The exercise:
Print the data exactly, leaving nothing out.

Raw records:
──────────────────────────────

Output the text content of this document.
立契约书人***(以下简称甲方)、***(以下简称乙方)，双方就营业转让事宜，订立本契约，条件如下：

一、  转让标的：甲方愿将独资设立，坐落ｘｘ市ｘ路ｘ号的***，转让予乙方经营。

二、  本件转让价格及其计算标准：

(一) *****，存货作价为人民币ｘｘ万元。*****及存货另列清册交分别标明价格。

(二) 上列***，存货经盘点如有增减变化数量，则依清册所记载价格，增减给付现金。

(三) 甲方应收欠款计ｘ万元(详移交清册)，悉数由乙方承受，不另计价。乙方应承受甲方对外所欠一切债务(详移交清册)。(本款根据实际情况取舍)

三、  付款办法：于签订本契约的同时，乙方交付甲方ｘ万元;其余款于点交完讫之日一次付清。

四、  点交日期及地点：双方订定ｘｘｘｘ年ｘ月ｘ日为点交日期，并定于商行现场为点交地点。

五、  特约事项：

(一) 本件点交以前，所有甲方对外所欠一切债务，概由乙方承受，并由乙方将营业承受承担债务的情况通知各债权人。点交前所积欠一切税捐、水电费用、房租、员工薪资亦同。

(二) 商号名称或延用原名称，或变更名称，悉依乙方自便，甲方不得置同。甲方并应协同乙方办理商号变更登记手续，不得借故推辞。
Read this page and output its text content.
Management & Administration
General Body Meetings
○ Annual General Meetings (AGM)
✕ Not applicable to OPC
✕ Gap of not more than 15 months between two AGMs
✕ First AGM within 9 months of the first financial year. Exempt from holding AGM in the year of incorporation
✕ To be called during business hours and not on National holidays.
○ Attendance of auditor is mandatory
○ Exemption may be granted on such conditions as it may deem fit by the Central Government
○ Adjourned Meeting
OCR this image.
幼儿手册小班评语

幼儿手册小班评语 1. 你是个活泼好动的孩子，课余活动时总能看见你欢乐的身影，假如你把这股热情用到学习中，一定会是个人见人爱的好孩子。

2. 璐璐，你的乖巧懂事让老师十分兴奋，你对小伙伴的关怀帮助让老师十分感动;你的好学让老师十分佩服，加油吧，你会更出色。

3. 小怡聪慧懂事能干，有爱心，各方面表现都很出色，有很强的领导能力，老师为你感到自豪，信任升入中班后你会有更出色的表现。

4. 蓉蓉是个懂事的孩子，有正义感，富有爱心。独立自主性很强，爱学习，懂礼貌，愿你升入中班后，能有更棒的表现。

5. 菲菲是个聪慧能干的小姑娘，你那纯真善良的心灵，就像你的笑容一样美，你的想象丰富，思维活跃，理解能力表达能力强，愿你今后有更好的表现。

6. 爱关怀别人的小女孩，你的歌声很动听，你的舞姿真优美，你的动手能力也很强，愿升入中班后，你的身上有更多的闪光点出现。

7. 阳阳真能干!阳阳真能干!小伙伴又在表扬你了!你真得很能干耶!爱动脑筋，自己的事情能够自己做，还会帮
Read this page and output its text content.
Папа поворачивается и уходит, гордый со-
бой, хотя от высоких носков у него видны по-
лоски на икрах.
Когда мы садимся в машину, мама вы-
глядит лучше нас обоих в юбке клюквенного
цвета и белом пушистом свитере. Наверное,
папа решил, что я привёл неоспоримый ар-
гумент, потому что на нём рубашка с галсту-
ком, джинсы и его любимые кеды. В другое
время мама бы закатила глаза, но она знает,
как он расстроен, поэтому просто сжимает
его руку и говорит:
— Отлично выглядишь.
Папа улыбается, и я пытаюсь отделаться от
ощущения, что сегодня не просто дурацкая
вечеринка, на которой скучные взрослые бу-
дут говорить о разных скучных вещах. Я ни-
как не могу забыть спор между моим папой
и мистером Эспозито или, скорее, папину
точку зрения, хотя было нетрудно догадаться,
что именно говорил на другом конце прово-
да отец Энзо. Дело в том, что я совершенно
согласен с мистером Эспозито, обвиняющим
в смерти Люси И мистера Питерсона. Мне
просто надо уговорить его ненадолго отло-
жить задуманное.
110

──────────────────────────────

Reply to the task:
Output the text content of this document.
立契约书人***(以下简称甲方)、***(以下简称乙方)，双方就营业转让事宜，订立本契约，条件如下：

一、  转让标的：甲方愿将独资设立，坐落ｘｘ市ｘ路ｘ号的***，转让予乙方经营。

二、  本件转让价格及其计算标准：

(一) *****，存货作价为人民币ｘｘ万元。*****及存货另列清册交分别标明价格。

(二) 上列***，存货经盘点如有增减变化数量，则依清册所记载价格，增减给付现金。

(三) 甲方应收欠款计ｘ万元(详移交清册)，悉数由乙方承受，不另计价。乙方应承受甲方对外所欠一切债务(详移交清册)。(本款根据实际情况取舍)

三、  付款办法：于签订本契约的同时，乙方交付甲方ｘ万元;其余款于点交完讫之日一次付清。

四、  点交日期及地点：双方订定ｘｘｘｘ年ｘ月ｘ日为点交日期，并定于商行现场为点交地点。

五、  特约事项：

(一) 本件点交以前，所有甲方对外所欠一切债务，概由乙方承受，并由乙方将营业承受承担债务的情况通知各债权人。点交前所积欠一切税捐、水电费用、房租、员工薪资亦同。

(二) 商号名称或延用原名称，或变更名称，悉依乙方自便，甲方不得置同。甲方并应协同乙方办理商号变更登记手续，不得借故推辞。
Read this page and output its text content.
Management & Administration
General Body Meetings
○ Annual General Meetings (AGM)
✕ Not applicable to OPC
✕ Gap of not more than 15 months between two AGMs
✕ First AGM within 9 months of the first financial year. Exempt from holding AGM in the year of incorporation
✕ To be called during business hours and not on National holidays.
○ Attendance of auditor is mandatory
○ Exemption may be granted on such conditions as it may deem fit by the Central Government
○ Adjourned Meeting
OCR this image.
幼儿手册小班评语

幼儿手册小班评语 1. 你是个活泼好动的孩子，课余活动时总能看见你欢乐的身影，假如你把这股热情用到学习中，一定会是个人见人爱的好孩子。

2. 璐璐，你的乖巧懂事让老师十分兴奋，你对小伙伴的关怀帮助让老师十分感动;你的好学让老师十分佩服，加油吧，你会更出色。

3. 小怡聪慧懂事能干，有爱心，各方面表现都很出色，有很强的领导能力，老师为你感到自豪，信任升入中班后你会有更出色的表现。

4. 蓉蓉是个懂事的孩子，有正义感，富有爱心。独立自主性很强，爱学习，懂礼貌，愿你升入中班后，能有更棒的表现。

5. 菲菲是个聪慧能干的小姑娘，你那纯真善良的心灵，就像你的笑容一样美，你的想象丰富，思维活跃，理解能力表达能力强，愿你今后有更好的表现。

6. 爱关怀别人的小女孩，你的歌声很动听，你的舞姿真优美，你的动手能力也很强，愿升入中班后，你的身上有更多的闪光点出现。

7. 阳阳真能干!阳阳真能干!小伙伴又在表扬你了!你真得很能干耶!爱动脑筋，自己的事情能够自己做，还会帮
Read this page and output its text content.
Папа поворачивается и уходит, гордый со-
бой, хотя от высоких носков у него видны по-
лоски на икрах.
Когда мы садимся в машину, мама вы-
глядит лучше нас обоих в юбке клюквенного
цвета и белом пушистом свитере. Наверное,
папа решил, что я привёл неоспоримый ар-
гумент, потому что на нём рубашка с галсту-
ком, джинсы и его любимые кеды. В другое
время мама бы закатила глаза, но она знает,
как он расстроен, поэтому просто сжимает
его руку и говорит:
— Отлично выглядишь.
Папа улыбается, и я пытаюсь отделаться от
ощущения, что сегодня не просто дурацкая
вечеринка, на которой скучные взрослые бу-
дут говорить о разных скучных вещах. Я ни-
как не могу забыть спор между моим папой
и мистером Эспозито или, скорее, папину
точку зрения, хотя было нетрудно догадаться,
что именно говорил на другом конце прово-
да отец Энзо. Дело в том, что я совершенно
согласен с мистером Эспозито, обвиняющим
в смерти Люси И мистера Питерсона. Мне
просто надо уговорить его ненадолго отло-
жить задуманное.
110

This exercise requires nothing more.